Source records:
★ ★ ★ ★ ★

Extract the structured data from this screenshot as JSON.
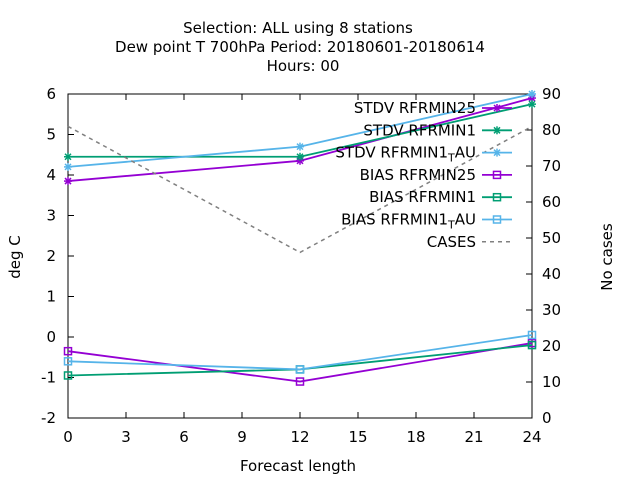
{
  "chart_data": {
    "type": "line",
    "title_lines": [
      "Selection: ALL using     8 stations",
      "Dew point T 700hPa   Period: 20180601-20180614",
      "Hours:  00"
    ],
    "xlabel": "Forecast length",
    "ylabel": "deg C",
    "y2label": "No cases",
    "x_ticks": [
      "0",
      "3",
      "6",
      "9",
      "12",
      "15",
      "18",
      "21",
      "24"
    ],
    "y_ticks": [
      "-2",
      "-1",
      "0",
      "1",
      "2",
      "3",
      "4",
      "5",
      "6"
    ],
    "y2_ticks": [
      "0",
      "10",
      "20",
      "30",
      "40",
      "50",
      "60",
      "70",
      "80",
      "90"
    ],
    "xlim": [
      0,
      24
    ],
    "ylim": [
      -2,
      6
    ],
    "y2lim": [
      0,
      90
    ],
    "legend_position": "top-right",
    "series": [
      {
        "name": "STDV RFRMIN25",
        "axis": "y",
        "color": "#9400d3",
        "marker": "star",
        "dash": false,
        "x": [
          0,
          12,
          24
        ],
        "y": [
          3.85,
          4.35,
          5.9
        ]
      },
      {
        "name": "STDV RFRMIN1",
        "axis": "y",
        "color": "#009e73",
        "marker": "star",
        "dash": false,
        "x": [
          0,
          12,
          24
        ],
        "y": [
          4.45,
          4.45,
          5.75
        ]
      },
      {
        "name": "STDV RFRMIN1_T AU",
        "name_main": "STDV RFRMIN1",
        "name_sub": "T",
        "name_tail": "AU",
        "axis": "y",
        "color": "#56b4e9",
        "marker": "star",
        "dash": false,
        "x": [
          0,
          12,
          24
        ],
        "y": [
          4.2,
          4.7,
          6.0
        ]
      },
      {
        "name": "BIAS RFRMIN25",
        "axis": "y",
        "color": "#9400d3",
        "marker": "square",
        "dash": false,
        "x": [
          0,
          12,
          24
        ],
        "y": [
          -0.35,
          -1.1,
          -0.15
        ]
      },
      {
        "name": "BIAS RFRMIN1",
        "axis": "y",
        "color": "#009e73",
        "marker": "square",
        "dash": false,
        "x": [
          0,
          12,
          24
        ],
        "y": [
          -0.95,
          -0.8,
          -0.2
        ]
      },
      {
        "name": "BIAS RFRMIN1_T AU",
        "name_main": "BIAS RFRMIN1",
        "name_sub": "T",
        "name_tail": "AU",
        "axis": "y",
        "color": "#56b4e9",
        "marker": "square",
        "dash": false,
        "x": [
          0,
          12,
          24
        ],
        "y": [
          -0.6,
          -0.8,
          0.05
        ]
      },
      {
        "name": "CASES",
        "axis": "y2",
        "color": "#808080",
        "marker": "none",
        "dash": true,
        "x": [
          0,
          12,
          24
        ],
        "y": [
          81,
          46,
          81
        ]
      }
    ]
  }
}
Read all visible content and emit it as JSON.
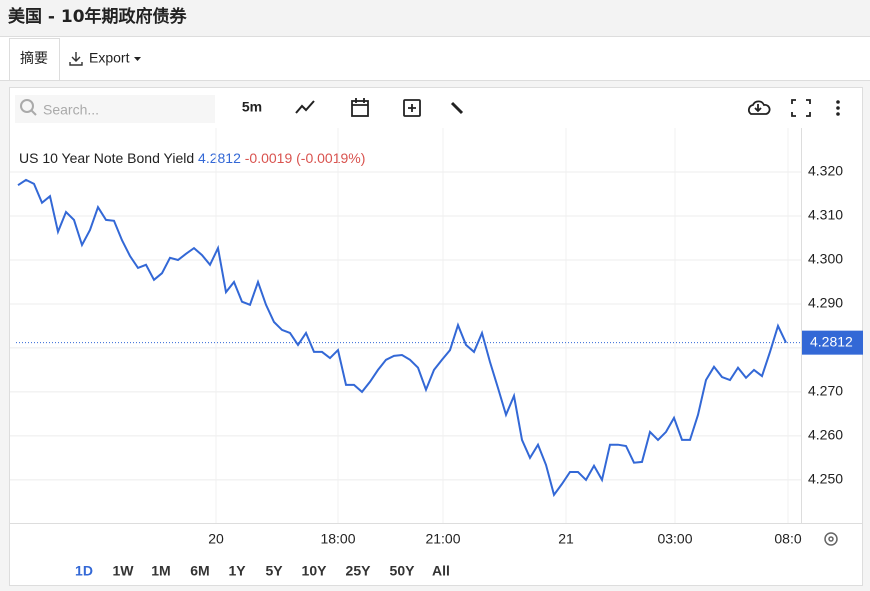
{
  "header": {
    "title": "美国 - 10年期政府债券"
  },
  "tabs": [
    "摘要",
    "Export"
  ],
  "toolbar": {
    "search_placeholder": "Search...",
    "interval": "5m"
  },
  "ranges": [
    "1D",
    "1W",
    "1M",
    "6M",
    "1Y",
    "5Y",
    "10Y",
    "25Y",
    "50Y",
    "All"
  ],
  "chart_data": {
    "type": "line",
    "series": [
      {
        "name": "US 10 Year Note Bond Yield",
        "color": "#3368d6",
        "values": [
          4.317,
          4.3182,
          4.3173,
          4.313,
          4.3145,
          4.3064,
          4.3109,
          4.3091,
          4.3034,
          4.3068,
          4.312,
          4.3091,
          4.3089,
          4.3045,
          4.3009,
          4.2982,
          4.2989,
          4.2955,
          4.297,
          4.3005,
          4.3,
          4.3014,
          4.3027,
          4.3011,
          4.2989,
          4.3027,
          4.2927,
          4.295,
          4.2905,
          4.2898,
          4.295,
          4.2898,
          4.2859,
          4.2841,
          4.2834,
          4.2807,
          4.2834,
          4.2791,
          4.2791,
          4.2777,
          4.2795,
          4.2716,
          4.2716,
          4.27,
          4.2723,
          4.275,
          4.2773,
          4.2782,
          4.2784,
          4.2773,
          4.2755,
          4.2705,
          4.275,
          4.2773,
          4.2795,
          4.2852,
          4.2807,
          4.2791,
          4.2834,
          4.2768,
          4.2709,
          4.2648,
          4.2691,
          4.2591,
          4.255,
          4.258,
          4.2534,
          4.2466,
          4.2491,
          4.2518,
          4.2518,
          4.25,
          4.2532,
          4.25,
          4.258,
          4.258,
          4.2577,
          4.2539,
          4.2541,
          4.2609,
          4.2591,
          4.2609,
          4.2641,
          4.2591,
          4.2591,
          4.2648,
          4.2727,
          4.2757,
          4.2734,
          4.2727,
          4.2755,
          4.2732,
          4.275,
          4.2736,
          4.2791,
          4.285,
          4.2812
        ]
      }
    ],
    "last_price": 4.2812,
    "change_label": "-0.0019 (-0.0019%)",
    "change_color": "#d9534f",
    "xlim": [
      -0.25,
      97.75
    ],
    "xticks": [
      {
        "value": 24.75,
        "label": "20"
      },
      {
        "value": 40,
        "label": "18:00"
      },
      {
        "value": 53.125,
        "label": "21:00"
      },
      {
        "value": 68.5,
        "label": "21"
      },
      {
        "value": 82.125,
        "label": "03:00"
      },
      {
        "value": 96.25,
        "label": "08:0"
      }
    ],
    "ylim": [
      4.2402,
      4.33
    ],
    "yticks": [
      {
        "value": 4.25,
        "label": "4.250"
      },
      {
        "value": 4.26,
        "label": "4.260"
      },
      {
        "value": 4.27,
        "label": "4.270"
      },
      {
        "value": 4.28,
        "label": "4.280"
      },
      {
        "value": 4.29,
        "label": "4.290"
      },
      {
        "value": 4.3,
        "label": "4.300"
      },
      {
        "value": 4.31,
        "label": "4.310"
      },
      {
        "value": 4.32,
        "label": "4.320"
      }
    ],
    "grid": true
  }
}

★ ★ ★ ★ ★

→ Work required
Without including any pictures, print each record exactly.

→ Task result
Extract the structured data from this screenshot as JSON.
{
  "chart_data": {
    "type": "line",
    "title_lines": [
      "Selection: ALL using     8 stations",
      "Dew point T 700hPa   Period: 20180601-20180614",
      "Hours:  00"
    ],
    "xlabel": "Forecast length",
    "ylabel": "deg C",
    "y2label": "No cases",
    "x_ticks": [
      "0",
      "3",
      "6",
      "9",
      "12",
      "15",
      "18",
      "21",
      "24"
    ],
    "y_ticks": [
      "-2",
      "-1",
      "0",
      "1",
      "2",
      "3",
      "4",
      "5",
      "6"
    ],
    "y2_ticks": [
      "0",
      "10",
      "20",
      "30",
      "40",
      "50",
      "60",
      "70",
      "80",
      "90"
    ],
    "xlim": [
      0,
      24
    ],
    "ylim": [
      -2,
      6
    ],
    "y2lim": [
      0,
      90
    ],
    "legend_position": "top-right",
    "series": [
      {
        "name": "STDV RFRMIN25",
        "axis": "y",
        "color": "#9400d3",
        "marker": "star",
        "dash": false,
        "x": [
          0,
          12,
          24
        ],
        "y": [
          3.85,
          4.35,
          5.9
        ]
      },
      {
        "name": "STDV RFRMIN1",
        "axis": "y",
        "color": "#009e73",
        "marker": "star",
        "dash": false,
        "x": [
          0,
          12,
          24
        ],
        "y": [
          4.45,
          4.45,
          5.75
        ]
      },
      {
        "name": "STDV RFRMIN1_T AU",
        "name_main": "STDV RFRMIN1",
        "name_sub": "T",
        "name_tail": "AU",
        "axis": "y",
        "color": "#56b4e9",
        "marker": "star",
        "dash": false,
        "x": [
          0,
          12,
          24
        ],
        "y": [
          4.2,
          4.7,
          6.0
        ]
      },
      {
        "name": "BIAS RFRMIN25",
        "axis": "y",
        "color": "#9400d3",
        "marker": "square",
        "dash": false,
        "x": [
          0,
          12,
          24
        ],
        "y": [
          -0.35,
          -1.1,
          -0.15
        ]
      },
      {
        "name": "BIAS RFRMIN1",
        "axis": "y",
        "color": "#009e73",
        "marker": "square",
        "dash": false,
        "x": [
          0,
          12,
          24
        ],
        "y": [
          -0.95,
          -0.8,
          -0.2
        ]
      },
      {
        "name": "BIAS RFRMIN1_T AU",
        "name_main": "BIAS RFRMIN1",
        "name_sub": "T",
        "name_tail": "AU",
        "axis": "y",
        "color": "#56b4e9",
        "marker": "square",
        "dash": false,
        "x": [
          0,
          12,
          24
        ],
        "y": [
          -0.6,
          -0.8,
          0.05
        ]
      },
      {
        "name": "CASES",
        "axis": "y2",
        "color": "#808080",
        "marker": "none",
        "dash": true,
        "x": [
          0,
          12,
          24
        ],
        "y": [
          81,
          46,
          81
        ]
      }
    ]
  }
}
Read all visible content and emit it as JSON.
{
  "header": {
    "title": "美国 - 10年期政府债券"
  },
  "tabs": [
    "摘要",
    "Export"
  ],
  "toolbar": {
    "search_placeholder": "Search...",
    "interval": "5m"
  },
  "ranges": [
    "1D",
    "1W",
    "1M",
    "6M",
    "1Y",
    "5Y",
    "10Y",
    "25Y",
    "50Y",
    "All"
  ],
  "chart_data": {
    "type": "line",
    "series": [
      {
        "name": "US 10 Year Note Bond Yield",
        "color": "#3368d6",
        "values": [
          4.317,
          4.3182,
          4.3173,
          4.313,
          4.3145,
          4.3064,
          4.3109,
          4.3091,
          4.3034,
          4.3068,
          4.312,
          4.3091,
          4.3089,
          4.3045,
          4.3009,
          4.2982,
          4.2989,
          4.2955,
          4.297,
          4.3005,
          4.3,
          4.3014,
          4.3027,
          4.3011,
          4.2989,
          4.3027,
          4.2927,
          4.295,
          4.2905,
          4.2898,
          4.295,
          4.2898,
          4.2859,
          4.2841,
          4.2834,
          4.2807,
          4.2834,
          4.2791,
          4.2791,
          4.2777,
          4.2795,
          4.2716,
          4.2716,
          4.27,
          4.2723,
          4.275,
          4.2773,
          4.2782,
          4.2784,
          4.2773,
          4.2755,
          4.2705,
          4.275,
          4.2773,
          4.2795,
          4.2852,
          4.2807,
          4.2791,
          4.2834,
          4.2768,
          4.2709,
          4.2648,
          4.2691,
          4.2591,
          4.255,
          4.258,
          4.2534,
          4.2466,
          4.2491,
          4.2518,
          4.2518,
          4.25,
          4.2532,
          4.25,
          4.258,
          4.258,
          4.2577,
          4.2539,
          4.2541,
          4.2609,
          4.2591,
          4.2609,
          4.2641,
          4.2591,
          4.2591,
          4.2648,
          4.2727,
          4.2757,
          4.2734,
          4.2727,
          4.2755,
          4.2732,
          4.275,
          4.2736,
          4.2791,
          4.285,
          4.2812
        ]
      }
    ],
    "last_price": 4.2812,
    "change_label": "-0.0019 (-0.0019%)",
    "change_color": "#d9534f",
    "xlim": [
      -0.25,
      97.75
    ],
    "xticks": [
      {
        "value": 24.75,
        "label": "20"
      },
      {
        "value": 40,
        "label": "18:00"
      },
      {
        "value": 53.125,
        "label": "21:00"
      },
      {
        "value": 68.5,
        "label": "21"
      },
      {
        "value": 82.125,
        "label": "03:00"
      },
      {
        "value": 96.25,
        "label": "08:0"
      }
    ],
    "ylim": [
      4.2402,
      4.33
    ],
    "yticks": [
      {
        "value": 4.25,
        "label": "4.250"
      },
      {
        "value": 4.26,
        "label": "4.260"
      },
      {
        "value": 4.27,
        "label": "4.270"
      },
      {
        "value": 4.28,
        "label": "4.280"
      },
      {
        "value": 4.29,
        "label": "4.290"
      },
      {
        "value": 4.3,
        "label": "4.300"
      },
      {
        "value": 4.31,
        "label": "4.310"
      },
      {
        "value": 4.32,
        "label": "4.320"
      }
    ],
    "grid": true
  }
}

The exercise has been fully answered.